§ Excerto do texto
-.-.-

Na semana passada foi anunciado que a administração da CP e o sindicato dos maquinistas (SMAQ) chegaram a um acordo para pôr fim às greves dos últimos meses, embora os pormenores desse acordo não tenham sido divulgados. Esta quarta-feira, o Sindicato Nacional dos Trabalhadores do Setor Ferroviário (SNTSF), afeto à FECTRANS (Federação dos Sindicatos de Transportes e Comunicações), reuniu com a administração da empresa e ficou a conhecer alguns desses pormenores.

"Foi-nos dito que o acordo publicitado com uma outra organização, resume-se à distribuição de ganhos de produtividade, pela operação em agente único nas marchas em vazia ao nível nacional", refere o SNTSF em comunicado onde descreve as alterações de valores dos prémios de condução, revisão, abonos de itinerãncia e ajudas de custo.

Para este sindicato, além de se tratar de "uma alteração unilateral por parte da administração/governo, de cláusulas do AE Geral sem qualquer negociação com os subscritores do mesmo", esta solução anunciada como redistribuição de ganhos de produtividade "é o retomar de um projeto antigo da operação em agente único, que tem como resultado a redução de postos de trabalho no âmbito dos ORVs [Operadores de Revisão e Venda], assim como põe em causa a segurança na circulação".

-.-.-

Dados registados:

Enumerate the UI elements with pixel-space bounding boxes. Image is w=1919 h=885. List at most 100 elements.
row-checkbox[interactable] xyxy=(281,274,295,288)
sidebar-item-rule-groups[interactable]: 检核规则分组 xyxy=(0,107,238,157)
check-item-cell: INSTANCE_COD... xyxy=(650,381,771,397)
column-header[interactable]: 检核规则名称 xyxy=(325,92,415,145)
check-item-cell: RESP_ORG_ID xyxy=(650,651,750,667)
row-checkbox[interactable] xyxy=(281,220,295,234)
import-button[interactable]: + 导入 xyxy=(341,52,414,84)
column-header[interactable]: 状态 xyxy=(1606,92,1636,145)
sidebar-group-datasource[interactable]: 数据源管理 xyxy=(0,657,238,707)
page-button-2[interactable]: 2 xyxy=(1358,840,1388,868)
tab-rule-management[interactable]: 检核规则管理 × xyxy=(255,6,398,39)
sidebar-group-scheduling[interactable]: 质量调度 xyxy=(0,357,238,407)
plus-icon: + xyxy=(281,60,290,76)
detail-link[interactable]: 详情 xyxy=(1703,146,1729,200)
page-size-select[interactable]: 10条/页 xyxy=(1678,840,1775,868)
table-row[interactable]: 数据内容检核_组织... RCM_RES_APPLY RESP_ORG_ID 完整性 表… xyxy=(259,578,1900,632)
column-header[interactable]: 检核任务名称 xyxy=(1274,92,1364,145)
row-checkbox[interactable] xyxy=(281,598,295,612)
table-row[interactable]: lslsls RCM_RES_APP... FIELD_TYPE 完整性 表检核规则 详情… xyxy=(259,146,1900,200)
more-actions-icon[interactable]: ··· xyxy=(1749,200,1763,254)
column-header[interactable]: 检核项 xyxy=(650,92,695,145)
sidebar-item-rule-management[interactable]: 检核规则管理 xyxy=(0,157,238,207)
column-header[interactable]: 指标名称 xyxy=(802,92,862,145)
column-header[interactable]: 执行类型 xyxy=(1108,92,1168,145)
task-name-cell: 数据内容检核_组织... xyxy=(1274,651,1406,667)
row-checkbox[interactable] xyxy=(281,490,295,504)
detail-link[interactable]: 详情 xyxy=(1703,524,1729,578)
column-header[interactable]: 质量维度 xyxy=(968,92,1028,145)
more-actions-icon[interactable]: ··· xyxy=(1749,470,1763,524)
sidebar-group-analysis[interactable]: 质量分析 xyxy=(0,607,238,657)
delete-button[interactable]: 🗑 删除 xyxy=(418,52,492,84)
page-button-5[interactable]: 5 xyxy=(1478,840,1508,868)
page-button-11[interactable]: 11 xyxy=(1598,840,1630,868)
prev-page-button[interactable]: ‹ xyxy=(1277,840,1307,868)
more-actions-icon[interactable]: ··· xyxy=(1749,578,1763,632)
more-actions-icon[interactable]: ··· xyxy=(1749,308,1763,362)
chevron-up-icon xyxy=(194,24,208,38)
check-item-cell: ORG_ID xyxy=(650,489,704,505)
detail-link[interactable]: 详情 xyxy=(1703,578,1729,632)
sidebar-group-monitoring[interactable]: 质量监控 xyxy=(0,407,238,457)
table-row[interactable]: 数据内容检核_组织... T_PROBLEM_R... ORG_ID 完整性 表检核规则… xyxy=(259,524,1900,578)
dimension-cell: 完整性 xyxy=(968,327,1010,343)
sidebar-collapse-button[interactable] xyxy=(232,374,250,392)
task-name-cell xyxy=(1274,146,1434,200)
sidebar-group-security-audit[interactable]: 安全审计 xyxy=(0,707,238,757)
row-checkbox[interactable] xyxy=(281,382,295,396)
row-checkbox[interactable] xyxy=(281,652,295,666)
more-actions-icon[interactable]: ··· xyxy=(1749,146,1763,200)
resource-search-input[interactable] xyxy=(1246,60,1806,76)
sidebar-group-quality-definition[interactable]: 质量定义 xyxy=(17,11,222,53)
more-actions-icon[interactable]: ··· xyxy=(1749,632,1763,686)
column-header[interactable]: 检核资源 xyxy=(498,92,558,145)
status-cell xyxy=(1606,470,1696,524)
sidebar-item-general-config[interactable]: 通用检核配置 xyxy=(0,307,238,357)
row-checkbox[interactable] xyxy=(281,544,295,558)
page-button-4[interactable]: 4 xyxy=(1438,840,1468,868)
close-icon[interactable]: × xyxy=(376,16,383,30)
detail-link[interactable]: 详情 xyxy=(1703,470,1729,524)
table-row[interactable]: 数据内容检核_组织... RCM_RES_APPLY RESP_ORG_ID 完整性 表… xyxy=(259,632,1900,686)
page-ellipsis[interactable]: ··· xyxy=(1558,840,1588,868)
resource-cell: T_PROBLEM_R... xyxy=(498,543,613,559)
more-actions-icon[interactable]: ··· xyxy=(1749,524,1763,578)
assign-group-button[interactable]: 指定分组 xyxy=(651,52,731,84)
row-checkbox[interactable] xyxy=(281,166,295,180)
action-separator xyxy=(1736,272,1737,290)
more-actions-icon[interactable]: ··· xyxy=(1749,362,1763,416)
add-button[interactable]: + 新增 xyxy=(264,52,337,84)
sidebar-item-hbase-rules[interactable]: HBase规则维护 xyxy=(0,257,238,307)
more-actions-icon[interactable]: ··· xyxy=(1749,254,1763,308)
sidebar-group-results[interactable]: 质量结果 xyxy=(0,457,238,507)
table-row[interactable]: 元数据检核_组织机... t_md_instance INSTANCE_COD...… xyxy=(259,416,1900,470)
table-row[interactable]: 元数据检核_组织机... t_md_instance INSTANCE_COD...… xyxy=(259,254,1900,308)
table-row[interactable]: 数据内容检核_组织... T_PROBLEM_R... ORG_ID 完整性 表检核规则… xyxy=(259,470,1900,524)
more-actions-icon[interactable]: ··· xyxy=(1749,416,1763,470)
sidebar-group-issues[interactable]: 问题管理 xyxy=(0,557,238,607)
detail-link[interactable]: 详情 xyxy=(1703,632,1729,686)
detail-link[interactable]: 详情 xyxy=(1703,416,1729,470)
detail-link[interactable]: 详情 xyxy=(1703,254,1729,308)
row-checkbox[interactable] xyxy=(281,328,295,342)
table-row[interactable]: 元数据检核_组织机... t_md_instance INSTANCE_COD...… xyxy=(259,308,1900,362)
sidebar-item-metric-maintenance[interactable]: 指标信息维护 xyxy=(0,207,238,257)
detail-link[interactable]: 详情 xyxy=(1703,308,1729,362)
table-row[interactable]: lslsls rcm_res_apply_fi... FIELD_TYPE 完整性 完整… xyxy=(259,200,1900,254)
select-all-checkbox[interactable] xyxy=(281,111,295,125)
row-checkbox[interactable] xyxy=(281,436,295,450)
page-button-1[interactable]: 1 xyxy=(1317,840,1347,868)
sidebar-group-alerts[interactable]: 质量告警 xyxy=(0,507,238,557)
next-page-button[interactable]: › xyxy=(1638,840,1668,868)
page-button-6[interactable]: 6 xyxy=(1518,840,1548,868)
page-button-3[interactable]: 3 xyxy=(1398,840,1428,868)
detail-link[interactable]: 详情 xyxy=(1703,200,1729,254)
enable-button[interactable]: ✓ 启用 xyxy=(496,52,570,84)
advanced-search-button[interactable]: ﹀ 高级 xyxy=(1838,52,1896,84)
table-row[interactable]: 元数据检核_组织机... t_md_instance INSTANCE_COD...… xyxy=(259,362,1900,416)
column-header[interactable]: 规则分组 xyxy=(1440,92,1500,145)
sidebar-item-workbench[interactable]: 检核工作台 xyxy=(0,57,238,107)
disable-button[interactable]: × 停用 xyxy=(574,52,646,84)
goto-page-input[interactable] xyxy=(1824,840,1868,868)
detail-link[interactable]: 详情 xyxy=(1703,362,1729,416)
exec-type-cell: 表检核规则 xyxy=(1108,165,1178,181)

-.-.-

§ Teste de compreensão
1. No texto sobre a CP, a que federação está afeto o SNTSF?
2. Repita, por favor, o trecho do texto sobre a CP desde "Na semana passada" até "ajudas de custo.", inclusive.
3. Prossiga o texto sobre a CP a partir do ponto em que termina.
As entradas não têm qualquer relação com o texto sobre a CP.

§ Lista de respostas
1. À FECTRANS (Federação dos Sindicatos de Transportes e Comunicações).

2.
Na semana passada foi anunciado que a administração da CP e o sindicato dos maquinistas (SMAQ) chegaram a um acordo para pôr fim às greves dos últimos meses, embora os pormenores desse acordo não tenham sido divulgados. Esta quarta-feira, o Sindicato Nacional dos Trabalhadores do Setor Ferroviário (SNTSF), afeto à FECTRANS (Federação dos Sindicatos de Transportes e Comunicações), reuniu com a administração da empresa e ficou a conhecer alguns desses pormenores.

"Foi-nos dito que o acordo publicitado com uma outra organização, resume-se à distribuição de ganhos de produtividade, pela operação em agente único nas marchas em vazia ao nível nacional", refere o SNTSF em comunicado onde descreve as alterações de valores dos prémios de condução, revisão, abonos de itinerãncia e ajudas de custo.

3.
Em causa estão as operações dos comboios que circulam vazios, apenas com o maquinista e sem o revisor, que o sindicato contesta por razões de segurança em caso de incidente na linha em que seja necessário prestar socorro. O acordo entre CP e maquinistas prevê o aumento do prémio de condução para os maquinistas e inspetores de tração nestas viagens. Uma situação que "põe em causa o acordo firmado em 2018 sobre as questões do agente único, na sequência de um conjunto de lutas e greves na empresa contra a redução de postos de trabalho", recorda o SNTSF.

Por outro lado, o acordo alcançado com os maquinistas "deixa de fora uma parte significativa dos trabalhadores, como se estes não contribuíssem para os ganhos de produtividade", critica o sindicato, defendendo que "as soluções têm de ser gerais, sem prejuízo de soluções específicas de cada uma das categorias, mas nunca dando a ideia de ganhos de uns à custa da estagnação de outros".

Para evitar o "descontentamento generalizado", o SNTSF desafia agora a administração da CP a discutir a redistribuição dos ganhos de produtividade por todos os trabalhadores, "sem ser à custa da criação de condições de redução de efetivos, porque o que a CP precisa é de mais ferroviários".